**** DATASET EXTRACT ****
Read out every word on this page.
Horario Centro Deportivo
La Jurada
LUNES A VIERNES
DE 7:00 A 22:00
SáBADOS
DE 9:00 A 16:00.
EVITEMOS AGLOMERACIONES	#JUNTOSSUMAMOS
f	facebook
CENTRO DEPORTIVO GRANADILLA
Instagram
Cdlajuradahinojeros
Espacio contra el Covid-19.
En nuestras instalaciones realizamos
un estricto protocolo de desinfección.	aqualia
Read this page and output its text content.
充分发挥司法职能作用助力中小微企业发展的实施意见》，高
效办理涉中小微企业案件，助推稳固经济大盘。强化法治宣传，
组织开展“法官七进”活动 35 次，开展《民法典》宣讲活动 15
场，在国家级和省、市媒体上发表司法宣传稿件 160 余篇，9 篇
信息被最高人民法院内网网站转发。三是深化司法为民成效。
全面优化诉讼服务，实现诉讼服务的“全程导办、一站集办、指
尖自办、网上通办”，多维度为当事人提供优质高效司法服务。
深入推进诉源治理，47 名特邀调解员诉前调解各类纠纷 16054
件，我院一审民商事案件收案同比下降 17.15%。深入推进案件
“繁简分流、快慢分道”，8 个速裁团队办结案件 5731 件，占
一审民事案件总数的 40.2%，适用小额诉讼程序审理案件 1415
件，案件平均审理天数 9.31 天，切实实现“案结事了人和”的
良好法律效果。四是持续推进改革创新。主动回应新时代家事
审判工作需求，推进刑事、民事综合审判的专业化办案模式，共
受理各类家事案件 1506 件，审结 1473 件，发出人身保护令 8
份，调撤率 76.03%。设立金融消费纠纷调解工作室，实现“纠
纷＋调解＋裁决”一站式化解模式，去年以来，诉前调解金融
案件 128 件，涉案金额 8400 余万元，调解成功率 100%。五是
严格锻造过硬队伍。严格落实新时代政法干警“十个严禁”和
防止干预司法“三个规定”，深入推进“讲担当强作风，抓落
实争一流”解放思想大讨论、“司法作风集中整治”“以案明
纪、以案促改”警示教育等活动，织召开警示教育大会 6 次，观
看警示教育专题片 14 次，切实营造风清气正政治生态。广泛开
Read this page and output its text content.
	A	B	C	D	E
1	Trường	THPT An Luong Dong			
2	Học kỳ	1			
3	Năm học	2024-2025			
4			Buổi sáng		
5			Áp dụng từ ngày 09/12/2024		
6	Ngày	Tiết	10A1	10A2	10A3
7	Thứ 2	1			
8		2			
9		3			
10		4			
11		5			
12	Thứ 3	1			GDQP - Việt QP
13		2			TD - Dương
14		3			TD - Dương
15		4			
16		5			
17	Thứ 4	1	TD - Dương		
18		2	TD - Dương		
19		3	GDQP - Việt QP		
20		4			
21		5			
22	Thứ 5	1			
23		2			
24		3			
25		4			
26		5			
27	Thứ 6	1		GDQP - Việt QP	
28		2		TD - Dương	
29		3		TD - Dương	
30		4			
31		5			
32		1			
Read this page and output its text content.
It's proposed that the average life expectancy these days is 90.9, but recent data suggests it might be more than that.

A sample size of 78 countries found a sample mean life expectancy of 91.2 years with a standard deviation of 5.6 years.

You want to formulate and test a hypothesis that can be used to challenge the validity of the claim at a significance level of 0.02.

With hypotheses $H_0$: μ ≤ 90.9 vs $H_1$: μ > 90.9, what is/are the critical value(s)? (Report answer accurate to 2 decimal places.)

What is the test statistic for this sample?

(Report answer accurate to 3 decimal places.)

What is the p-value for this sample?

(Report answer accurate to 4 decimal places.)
****
Reproduce all the data word for word.

> EXERCISE ANSWER
Read out every word on this page.
Horario Centro Deportivo
La Jurada
LUNES A VIERNES
DE 7:00 A 22:00
SáBADOS
DE 9:00 A 16:00.
EVITEMOS AGLOMERACIONES	#JUNTOSSUMAMOS
f	facebook
CENTRO DEPORTIVO GRANADILLA
Instagram
Cdlajuradahinojeros
Espacio contra el Covid-19.
En nuestras instalaciones realizamos
un estricto protocolo de desinfección.	aqualia
Read this page and output its text content.
充分发挥司法职能作用助力中小微企业发展的实施意见》，高
效办理涉中小微企业案件，助推稳固经济大盘。强化法治宣传，
组织开展“法官七进”活动 35 次，开展《民法典》宣讲活动 15
场，在国家级和省、市媒体上发表司法宣传稿件 160 余篇，9 篇
信息被最高人民法院内网网站转发。三是深化司法为民成效。
全面优化诉讼服务，实现诉讼服务的“全程导办、一站集办、指
尖自办、网上通办”，多维度为当事人提供优质高效司法服务。
深入推进诉源治理，47 名特邀调解员诉前调解各类纠纷 16054
件，我院一审民商事案件收案同比下降 17.15%。深入推进案件
“繁简分流、快慢分道”，8 个速裁团队办结案件 5731 件，占
一审民事案件总数的 40.2%，适用小额诉讼程序审理案件 1415
件，案件平均审理天数 9.31 天，切实实现“案结事了人和”的
良好法律效果。四是持续推进改革创新。主动回应新时代家事
审判工作需求，推进刑事、民事综合审判的专业化办案模式，共
受理各类家事案件 1506 件，审结 1473 件，发出人身保护令 8
份，调撤率 76.03%。设立金融消费纠纷调解工作室，实现“纠
纷＋调解＋裁决”一站式化解模式，去年以来，诉前调解金融
案件 128 件，涉案金额 8400 余万元，调解成功率 100%。五是
严格锻造过硬队伍。严格落实新时代政法干警“十个严禁”和
防止干预司法“三个规定”，深入推进“讲担当强作风，抓落
实争一流”解放思想大讨论、“司法作风集中整治”“以案明
纪、以案促改”警示教育等活动，织召开警示教育大会 6 次，观
看警示教育专题片 14 次，切实营造风清气正政治生态。广泛开
Read this page and output its text content.
	A	B	C	D	E
1	Trường	THPT An Luong Dong			
2	Học kỳ	1			
3	Năm học	2024-2025			
4			Buổi sáng		
5			Áp dụng từ ngày 09/12/2024		
6	Ngày	Tiết	10A1	10A2	10A3
7	Thứ 2	1			
8		2			
9		3			
10		4			
11		5			
12	Thứ 3	1			GDQP - Việt QP
13		2			TD - Dương
14		3			TD - Dương
15		4			
16		5			
17	Thứ 4	1	TD - Dương		
18		2	TD - Dương		
19		3	GDQP - Việt QP		
20		4			
21		5			
22	Thứ 5	1			
23		2			
24		3			
25		4			
26		5			
27	Thứ 6	1		GDQP - Việt QP	
28		2		TD - Dương	
29		3		TD - Dương	
30		4			
31		5			
32		1			
Read this page and output its text content.
It's proposed that the average life expectancy these days is 90.9, but recent data suggests it might be more than that.

A sample size of 78 countries found a sample mean life expectancy of 91.2 years with a standard deviation of 5.6 years.

You want to formulate and test a hypothesis that can be used to challenge the validity of the claim at a significance level of 0.02.

With hypotheses $H_0$: μ ≤ 90.9 vs $H_1$: μ > 90.9, what is/are the critical value(s)? (Report answer accurate to 2 decimal places.)

What is the test statistic for this sample?

(Report answer accurate to 3 decimal places.)

What is the p-value for this sample?

(Report answer accurate to 4 decimal places.)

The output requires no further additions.